COMPLETE THE FOLLOWING:
1. Translate this sentence from the batch inference guide into Spanish: "If your application requires predictions over many systems, you can run batch inference using UMA models to use compute more efficiently and improve GPU utilization."
2. Extend the batch inference guide, starting right after its last line.

SOURCE:
If your application requires predictions over many systems, you can run batch inference using UMA models to use compute more efficiently and improve GPU utilization.

Generate Batches at Runtime¶

The recommended way to create batches at runtime is to convert ASE Atoms objects into AtomicData as follows,

from ase.build import bulk, molecule
from fairchem.core import pretrained_mlip
from fairchem.core.datasets.atomic_data import AtomicData, atomicdata_list_to_batch

atoms_list = [bulk("Pt"), bulk("Cu"), bulk("NaCl", crystalstructure="rocksalt", a=2.0)]

# you need to assign the task_name desired
atomic_data_list = [
    AtomicData.from_ase(atoms, task_name="omat") for atoms in atoms_list
]
batch = atomicdata_list_to_batch(atomic_data_list)

predictor = pretrained_mlip.get_predict_unit("uma-s-1p2", device="cuda")
preds = predictor.predict(batch)

The predictions are returned in a dictionary with single torch.Tensor value for each property predicted. system level properties can be accessed using the same index for the system in the atomic_data_list, atom level properties like forces can be obtained for a single system in the batch using the batch.batch attribute,

# energy of the first system in the batch
preds["energy"][0]

# forces of the first system in the batch
preds["forces"][batch.batch == 0]

Batch Inference Using a Dataset and DataLoader¶

If you are running predictions over more structures than you can fit in memory, you can run inference using a torch DataLoader:

from torch.utils.data import DataLoader
from fairchem.core.datasets import AseDBDataset
from fairchem.core.datasets.atomic_data import atomicdata_list_to_batch

dataset = AseDBDataset(
    config=dict(src="path/to/your/dataset.aselmdb", a2g_args=dict(task_name="omol"))

RECORDS SUPPLIED:
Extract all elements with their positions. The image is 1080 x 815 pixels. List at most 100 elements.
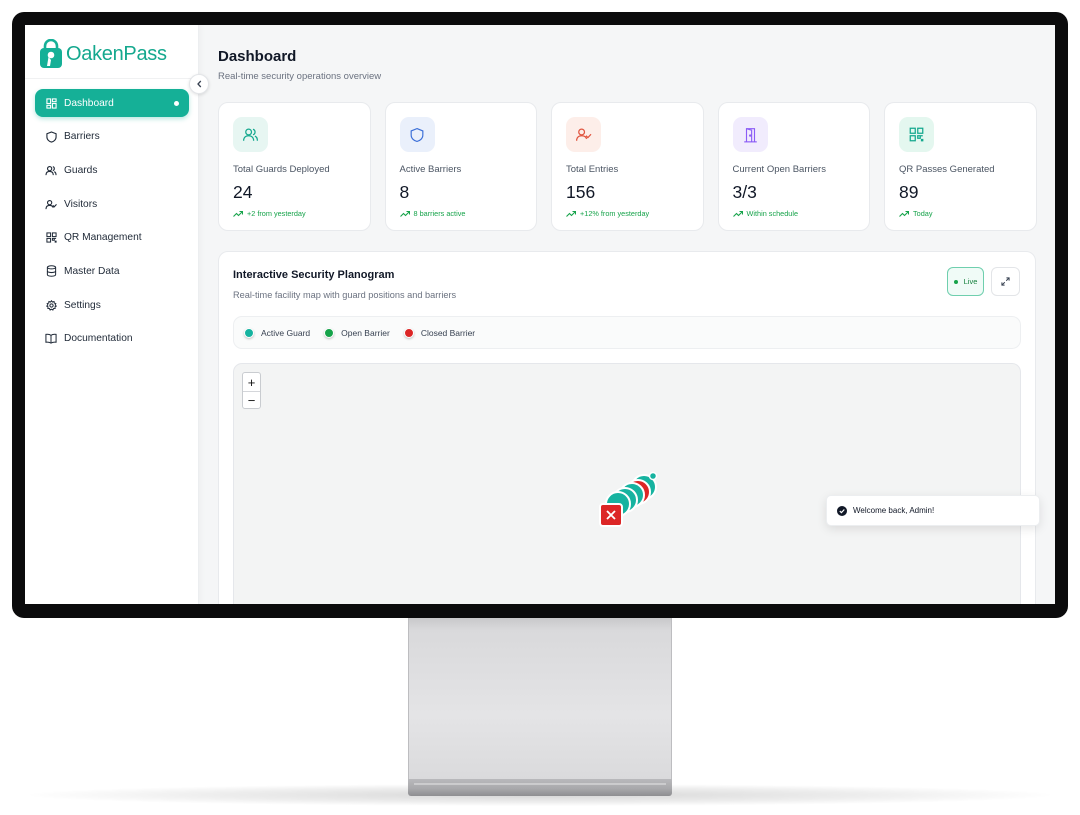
sidebar-divider	[25, 78, 199, 79]
check-circle-icon	[837, 505, 847, 516]
sidebar: OakenPass Dashboard Barriers Guards Visi…	[25, 25, 199, 604]
stat-label: Total Entries	[566, 164, 619, 175]
stat-card-total-entries[interactable]: Total Entries 156 +12% from yesterday	[551, 102, 704, 231]
door-open-icon	[743, 127, 757, 142]
dashboard-grid-icon	[45, 97, 57, 109]
stat-value: 8	[399, 182, 410, 202]
chevron-left-icon	[196, 80, 201, 88]
gear-icon	[45, 299, 57, 311]
trending-up-icon	[233, 210, 243, 217]
book-icon	[45, 333, 57, 345]
database-icon	[45, 265, 57, 278]
monitor-stand-base	[408, 779, 672, 796]
stat-value: 3/3	[732, 182, 757, 202]
qr-code-icon	[45, 232, 57, 244]
sidebar-item-label: Master Data	[64, 265, 120, 277]
stats-row: Total Guards Deployed 24 +2 from yesterd…	[218, 102, 1037, 231]
stat-card-guards-deployed[interactable]: Total Guards Deployed 24 +2 from yesterd…	[218, 102, 371, 231]
qr-code-icon	[909, 127, 924, 142]
legend-item-closed-barrier: Closed Barrier	[403, 327, 476, 338]
active-indicator-dot	[174, 101, 179, 106]
sidebar-item-label: Barriers	[64, 131, 100, 143]
sidebar-item-barriers[interactable]: Barriers	[35, 123, 189, 151]
app-name: OakenPass	[66, 43, 167, 65]
padlock-logo-icon	[39, 38, 63, 70]
sidebar-item-label: Dashboard	[64, 97, 114, 109]
sidebar-item-master-data[interactable]: Master Data	[35, 257, 189, 285]
stat-icon-box	[566, 117, 601, 152]
stat-label: QR Passes Generated	[899, 164, 995, 175]
expand-icon	[1001, 277, 1010, 286]
stat-icon-box	[399, 117, 435, 152]
legend-item-active-guard: Active Guard	[244, 327, 311, 338]
stat-card-qr-passes[interactable]: QR Passes Generated 89 Today	[884, 102, 1037, 231]
legend-label: Closed Barrier	[420, 327, 476, 338]
sidebar-item-label: QR Management	[64, 232, 142, 244]
stat-card-open-barriers[interactable]: Current Open Barriers 3/3 Within schedul…	[717, 102, 870, 231]
stat-value: 156	[566, 182, 596, 202]
sidebar-item-label: Guards	[64, 164, 98, 176]
app-logo[interactable]: OakenPass	[39, 38, 167, 70]
map-zoom-control: + −	[242, 372, 261, 409]
app-screen: OakenPass Dashboard Barriers Guards Visi…	[25, 25, 1055, 604]
sidebar-item-label: Settings	[64, 299, 101, 311]
stat-trend-text: +12% from yesterday	[580, 209, 650, 218]
fullscreen-button[interactable]	[991, 267, 1020, 296]
legend-item-open-barrier: Open Barrier	[324, 327, 390, 338]
planogram-title: Interactive Security Planogram	[233, 269, 395, 281]
security-planogram-panel: Interactive Security Planogram Real-time…	[218, 251, 1036, 604]
stat-trend: Today	[899, 209, 932, 218]
sidebar-item-label: Visitors	[64, 198, 98, 210]
live-status-dot	[953, 279, 958, 284]
stat-card-active-barriers[interactable]: Active Barriers 8 8 barriers active	[384, 102, 537, 231]
stat-trend: +2 from yesterday	[233, 209, 306, 218]
legend-label: Active Guard	[261, 327, 311, 338]
live-toggle-button[interactable]: Live	[947, 267, 984, 296]
status-dot	[648, 471, 658, 481]
welcome-toast[interactable]: Welcome back, Admin!	[826, 495, 1040, 526]
map-legend: Active Guard Open Barrier Closed Barrier	[233, 316, 1021, 349]
stat-trend-text: Today	[913, 209, 933, 218]
legend-dot	[403, 327, 414, 338]
legend-label: Open Barrier	[341, 327, 390, 338]
trending-up-icon	[899, 210, 909, 217]
facility-map[interactable]: + −	[233, 363, 1021, 604]
stat-label: Current Open Barriers	[732, 164, 826, 175]
map-marker-cluster	[599, 471, 658, 527]
stat-trend-text: Within schedule	[746, 209, 799, 218]
stat-label: Active Barriers	[399, 164, 462, 175]
stat-trend-text: +2 from yesterday	[247, 209, 306, 218]
users-icon	[243, 128, 258, 141]
stat-trend: +12% from yesterday	[566, 209, 649, 218]
stat-trend-text: 8 barriers active	[413, 209, 466, 218]
legend-dot	[244, 327, 254, 338]
stat-icon-box	[233, 117, 268, 152]
live-label: Live	[963, 277, 978, 286]
zoom-out-button[interactable]: −	[243, 391, 260, 409]
sidebar-item-qr-management[interactable]: QR Management	[35, 224, 189, 252]
trending-up-icon	[566, 210, 576, 217]
stat-icon-box	[732, 117, 768, 152]
sidebar-item-guards[interactable]: Guards	[35, 156, 189, 184]
trending-up-icon	[399, 210, 410, 217]
stat-trend: 8 barriers active	[399, 209, 466, 218]
monitor-stand	[408, 617, 672, 781]
stat-label: Total Guards Deployed	[233, 164, 330, 175]
shield-icon	[410, 127, 424, 142]
sidebar-collapse-button[interactable]	[189, 74, 209, 94]
stat-value: 24	[233, 182, 253, 202]
zoom-in-button[interactable]: +	[243, 373, 260, 391]
user-check-icon	[576, 128, 592, 141]
sidebar-item-documentation[interactable]: Documentation	[35, 325, 189, 353]
legend-dot	[324, 327, 335, 338]
stat-value: 89	[899, 182, 919, 202]
user-check-icon	[45, 198, 57, 210]
stat-icon-box	[899, 117, 934, 152]
stat-trend: Within schedule	[732, 209, 799, 218]
sidebar-item-label: Documentation	[64, 333, 133, 345]
shield-icon	[45, 131, 57, 143]
sidebar-item-visitors[interactable]: Visitors	[35, 190, 189, 218]
toast-message: Welcome back, Admin!	[853, 506, 935, 515]
sidebar-item-dashboard[interactable]: Dashboard	[35, 89, 189, 117]
sidebar-item-settings[interactable]: Settings	[35, 291, 189, 319]
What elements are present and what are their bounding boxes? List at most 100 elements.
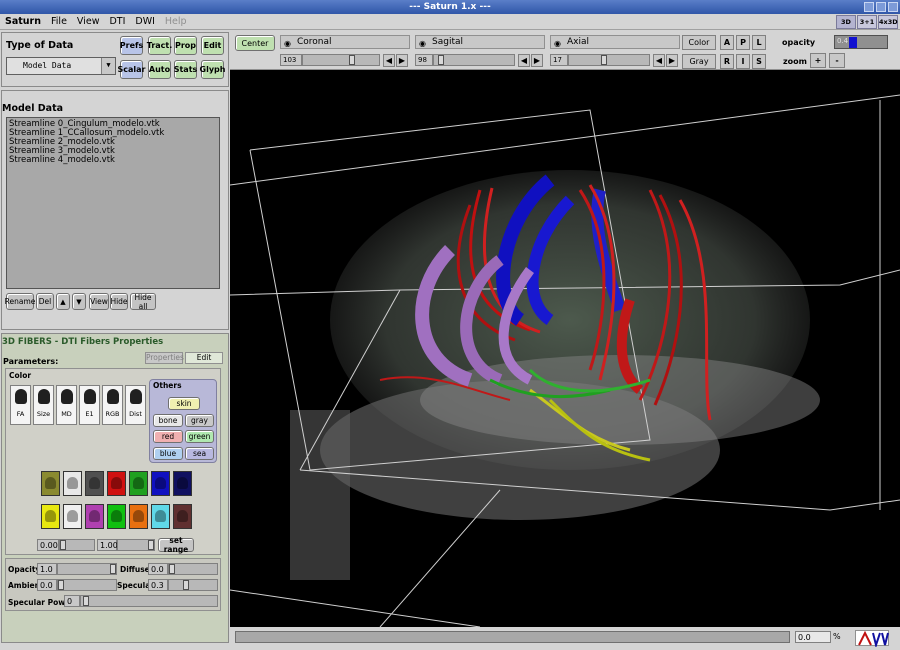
orient-p-button[interactable]: P bbox=[736, 35, 750, 50]
axial-slice-field[interactable]: 17 bbox=[550, 54, 568, 66]
blue-button[interactable]: blue bbox=[153, 447, 183, 460]
color-swatch[interactable] bbox=[107, 504, 126, 529]
view-button[interactable]: View bbox=[89, 293, 109, 310]
gray-button[interactable]: gray bbox=[185, 414, 214, 427]
menu-dti[interactable]: DTI bbox=[104, 16, 130, 27]
bone-button[interactable]: bone bbox=[153, 414, 183, 427]
diffuse-slider[interactable] bbox=[168, 563, 218, 575]
color-mode-dist[interactable]: Dist bbox=[125, 385, 146, 425]
zoom-out-button[interactable]: - bbox=[829, 53, 845, 68]
slider-knob[interactable] bbox=[169, 564, 175, 574]
gray-button[interactable]: Gray bbox=[682, 54, 716, 69]
data-type-select[interactable]: Model Data ▼ bbox=[6, 57, 116, 75]
eye-icon[interactable]: ◉ bbox=[284, 38, 291, 50]
slider-knob[interactable] bbox=[438, 55, 444, 65]
tab-4x3d[interactable]: 4x3D bbox=[878, 15, 898, 29]
zoom-in-button[interactable]: + bbox=[810, 53, 826, 68]
hide-all-button[interactable]: Hide all bbox=[130, 293, 156, 311]
prop-button[interactable]: Prop bbox=[174, 36, 197, 55]
coronal-prev-button[interactable]: ◀ bbox=[383, 54, 395, 67]
color-swatch[interactable] bbox=[107, 471, 126, 496]
move-down-button[interactable]: ▼ bbox=[72, 293, 86, 310]
coronal-slice-field[interactable]: 103 bbox=[280, 54, 302, 66]
diffuse-field[interactable]: 0.0 bbox=[148, 563, 168, 575]
auto-button[interactable]: Auto bbox=[148, 60, 171, 79]
skin-button[interactable]: skin bbox=[168, 397, 200, 410]
move-up-button[interactable]: ▲ bbox=[56, 293, 70, 310]
tab-3plus1[interactable]: 3+1 bbox=[857, 15, 877, 29]
axial-prev-button[interactable]: ◀ bbox=[653, 54, 665, 67]
ambient-slider[interactable] bbox=[57, 579, 117, 591]
slider-knob[interactable] bbox=[183, 580, 189, 590]
color-swatch[interactable] bbox=[41, 504, 60, 529]
specular-slider[interactable] bbox=[168, 579, 218, 591]
range-min-slider[interactable] bbox=[59, 539, 95, 551]
coronal-next-button[interactable]: ▶ bbox=[396, 54, 408, 67]
chevron-down-icon[interactable]: ▼ bbox=[101, 58, 115, 74]
tract-button[interactable]: Tract. bbox=[147, 36, 172, 55]
menu-dwi[interactable]: DWI bbox=[130, 16, 160, 27]
color-mode-size[interactable]: Size bbox=[33, 385, 54, 425]
maximize-icon[interactable] bbox=[876, 2, 886, 12]
color-swatch[interactable] bbox=[85, 471, 104, 496]
range-max-field[interactable]: 1.00 bbox=[97, 539, 118, 551]
color-swatch[interactable] bbox=[63, 471, 82, 496]
specular-power-field[interactable]: 0 bbox=[64, 595, 80, 607]
orient-l-button[interactable]: L bbox=[752, 35, 766, 50]
color-swatch[interactable] bbox=[151, 471, 170, 496]
sagital-slice-slider[interactable] bbox=[433, 54, 515, 66]
sagital-prev-button[interactable]: ◀ bbox=[518, 54, 530, 67]
menu-help[interactable]: Help bbox=[160, 16, 192, 27]
ambient-field[interactable]: 0.0 bbox=[37, 579, 57, 591]
slider-knob[interactable] bbox=[60, 540, 66, 550]
model-data-list[interactable]: Streamline 0_Cingulum_modelo.vtk Streaml… bbox=[6, 117, 220, 289]
range-max-slider[interactable] bbox=[117, 539, 155, 551]
specular-power-slider[interactable] bbox=[80, 595, 218, 607]
color-mode-e1[interactable]: E1 bbox=[79, 385, 100, 425]
opacity-field[interactable]: 1.0 bbox=[37, 563, 57, 575]
tab-edit[interactable]: Edit bbox=[185, 352, 223, 364]
tab-properties[interactable]: Properties bbox=[145, 352, 184, 364]
orient-s-button[interactable]: S bbox=[752, 54, 766, 69]
color-swatch[interactable] bbox=[173, 471, 192, 496]
sea-button[interactable]: sea bbox=[185, 447, 214, 460]
specular-field[interactable]: 0.3 bbox=[148, 579, 168, 591]
orient-i-button[interactable]: I bbox=[736, 54, 750, 69]
color-mode-md[interactable]: MD bbox=[56, 385, 77, 425]
orient-a-button[interactable]: A bbox=[720, 35, 734, 50]
color-swatch[interactable] bbox=[85, 504, 104, 529]
menu-file[interactable]: File bbox=[46, 16, 72, 27]
coronal-slice-slider[interactable] bbox=[302, 54, 380, 66]
slider-knob[interactable] bbox=[849, 37, 857, 48]
edit-button[interactable]: Edit bbox=[201, 36, 224, 55]
minimize-icon[interactable] bbox=[864, 2, 874, 12]
color-swatch[interactable] bbox=[129, 504, 148, 529]
slider-knob[interactable] bbox=[601, 55, 607, 65]
close-icon[interactable] bbox=[888, 2, 898, 12]
coronal-plane-toggle[interactable]: ◉ Coronal bbox=[280, 35, 410, 49]
scalar-button[interactable]: Scalar bbox=[118, 60, 146, 79]
color-mode-rgb[interactable]: RGB bbox=[102, 385, 123, 425]
slider-knob[interactable] bbox=[148, 540, 154, 550]
color-swatch[interactable] bbox=[151, 504, 170, 529]
slider-knob[interactable] bbox=[110, 564, 116, 574]
set-range-button[interactable]: set range bbox=[158, 536, 194, 554]
eye-icon[interactable]: ◉ bbox=[419, 38, 426, 50]
range-min-field[interactable]: 0.00 bbox=[37, 539, 59, 551]
delete-button[interactable]: Del bbox=[36, 293, 54, 310]
green-button[interactable]: green bbox=[185, 430, 214, 443]
slider-knob[interactable] bbox=[58, 580, 64, 590]
list-item[interactable]: Streamline 4_modelo.vtk bbox=[9, 156, 217, 165]
color-swatch[interactable] bbox=[41, 471, 60, 496]
slider-knob[interactable] bbox=[349, 55, 355, 65]
color-swatch[interactable] bbox=[129, 471, 148, 496]
color-button[interactable]: Color bbox=[682, 35, 716, 50]
orient-r-button[interactable]: R bbox=[720, 54, 734, 69]
stats-button[interactable]: Stats bbox=[174, 60, 197, 79]
axial-next-button[interactable]: ▶ bbox=[666, 54, 678, 67]
red-button[interactable]: red bbox=[153, 430, 183, 443]
color-swatch[interactable] bbox=[63, 504, 82, 529]
opacity-slider[interactable] bbox=[57, 563, 117, 575]
fiber-render[interactable] bbox=[230, 70, 900, 627]
axial-slice-slider[interactable] bbox=[568, 54, 650, 66]
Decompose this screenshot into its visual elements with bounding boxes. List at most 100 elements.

ANSWERS TO THE EXERCISES:
1. Si su aplicación requiere predicciones sobre muchos sistemas, puede ejecutar inferencia por lotes con modelos UMA para usar la capacidad de cómputo de forma más eficiente y mejorar el aprovechamiento de la GPU.

2.
)
loader = DataLoader(dataset, batch_size=200, collate_fn=atomicdata_list_to_batch)
predictor = pretrained_mlip.get_predict_unit("uma-s-1p2", device="cuda")

for batch in loader:
    preds = predictor.predict(batch)

Inference over Heterogeneous Batches¶

from ase.build import bulk, molecule
from fairchem.core import pretrained_mlip
from fairchem.core.datasets.atomic_data import AtomicData, atomicdata_list_to_batch

# a molecule
h2o = molecule("H2O")
h2o.info.update({"charge": 0, "spin": 1})

# a bulk
pt = bulk("Pt")

# a catalytic surface
slab = fcc100("Cu", (3, 3, 3), vacuum=8, periodic=True)
adsorbate = molecule("CO")
add_adsorbate(slab, adsorbate, 2.0, "bridge")

atomic_data_list = [
    # note that we put the molecule in a large box
    AtomicData.from_ase(
        h2o, task_name="omol", r_data_keys=["spin", "charge"], molecule_cell_size=12
    ),
    AtomicData.from_ase(pt, task_name="omat"),
    AtomicData.from_ase(slab, task_name="oc20"),
]
batch = atomicdata_list_to_batch(atomic_data_list)

predictions = predictor.predict(batch)